• **PROVIDED DATA**
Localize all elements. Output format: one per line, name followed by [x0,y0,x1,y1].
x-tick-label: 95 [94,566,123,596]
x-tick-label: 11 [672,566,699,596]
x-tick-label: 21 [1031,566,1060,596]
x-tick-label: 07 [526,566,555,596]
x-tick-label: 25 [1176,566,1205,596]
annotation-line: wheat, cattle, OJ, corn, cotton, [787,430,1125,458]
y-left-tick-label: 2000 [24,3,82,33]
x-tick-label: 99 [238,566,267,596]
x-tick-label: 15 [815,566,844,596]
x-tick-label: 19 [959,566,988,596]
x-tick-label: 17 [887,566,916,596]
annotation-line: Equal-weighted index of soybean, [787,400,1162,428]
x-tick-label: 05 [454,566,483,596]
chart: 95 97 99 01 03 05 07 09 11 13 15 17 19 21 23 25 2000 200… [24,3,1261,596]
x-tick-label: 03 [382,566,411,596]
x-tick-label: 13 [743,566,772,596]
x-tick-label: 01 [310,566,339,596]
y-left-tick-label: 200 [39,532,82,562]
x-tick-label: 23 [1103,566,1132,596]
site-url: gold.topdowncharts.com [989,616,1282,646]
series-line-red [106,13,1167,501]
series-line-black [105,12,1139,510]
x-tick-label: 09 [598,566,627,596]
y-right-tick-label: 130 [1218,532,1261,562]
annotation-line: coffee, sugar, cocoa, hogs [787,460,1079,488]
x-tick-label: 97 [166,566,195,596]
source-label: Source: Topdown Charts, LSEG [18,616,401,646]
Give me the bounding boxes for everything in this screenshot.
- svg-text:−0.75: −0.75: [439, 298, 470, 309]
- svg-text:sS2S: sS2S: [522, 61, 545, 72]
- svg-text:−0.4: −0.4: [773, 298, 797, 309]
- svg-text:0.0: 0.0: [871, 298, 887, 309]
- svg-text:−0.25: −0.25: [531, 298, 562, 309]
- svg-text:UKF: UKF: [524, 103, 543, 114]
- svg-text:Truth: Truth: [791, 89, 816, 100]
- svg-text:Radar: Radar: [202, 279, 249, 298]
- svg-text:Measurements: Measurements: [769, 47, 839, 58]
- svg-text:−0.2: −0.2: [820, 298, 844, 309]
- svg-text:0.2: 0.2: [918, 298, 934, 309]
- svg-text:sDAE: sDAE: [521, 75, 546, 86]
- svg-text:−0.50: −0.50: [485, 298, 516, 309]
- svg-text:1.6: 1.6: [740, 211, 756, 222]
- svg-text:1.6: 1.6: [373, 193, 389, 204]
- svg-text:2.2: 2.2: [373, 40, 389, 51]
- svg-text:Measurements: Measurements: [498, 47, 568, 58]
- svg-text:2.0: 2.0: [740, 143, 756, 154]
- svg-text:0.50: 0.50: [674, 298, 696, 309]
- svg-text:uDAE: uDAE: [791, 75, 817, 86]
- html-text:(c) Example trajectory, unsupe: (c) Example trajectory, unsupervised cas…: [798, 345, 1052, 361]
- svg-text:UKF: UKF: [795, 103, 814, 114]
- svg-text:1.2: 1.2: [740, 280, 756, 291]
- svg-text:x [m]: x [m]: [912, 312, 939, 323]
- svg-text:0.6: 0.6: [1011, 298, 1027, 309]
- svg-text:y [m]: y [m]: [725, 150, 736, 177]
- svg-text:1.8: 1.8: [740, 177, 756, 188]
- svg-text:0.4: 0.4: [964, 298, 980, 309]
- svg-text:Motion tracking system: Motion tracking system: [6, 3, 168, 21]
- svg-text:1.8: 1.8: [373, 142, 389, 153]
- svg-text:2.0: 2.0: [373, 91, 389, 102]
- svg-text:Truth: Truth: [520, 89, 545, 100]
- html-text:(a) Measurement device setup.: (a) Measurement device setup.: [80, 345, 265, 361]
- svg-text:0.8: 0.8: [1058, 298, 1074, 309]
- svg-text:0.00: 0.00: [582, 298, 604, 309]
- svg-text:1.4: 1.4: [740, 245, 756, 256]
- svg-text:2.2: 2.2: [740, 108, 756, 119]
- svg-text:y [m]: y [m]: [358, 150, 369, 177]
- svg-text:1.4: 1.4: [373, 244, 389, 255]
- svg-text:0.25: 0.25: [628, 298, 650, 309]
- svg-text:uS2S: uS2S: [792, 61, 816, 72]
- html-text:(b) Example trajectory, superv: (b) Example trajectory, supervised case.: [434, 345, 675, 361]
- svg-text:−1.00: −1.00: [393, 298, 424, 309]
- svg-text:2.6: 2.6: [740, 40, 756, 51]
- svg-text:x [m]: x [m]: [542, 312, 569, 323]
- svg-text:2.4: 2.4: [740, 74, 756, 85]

• **REQUIREMENTS**
Pull out each row above that contains the word "Measurements". Only matches with the same capitalization count.

• **EXERCISE RESULT**
- svg-text:Measurements: Measurements: [769, 47, 839, 58]
- svg-text:Measurements: Measurements: [498, 47, 568, 58]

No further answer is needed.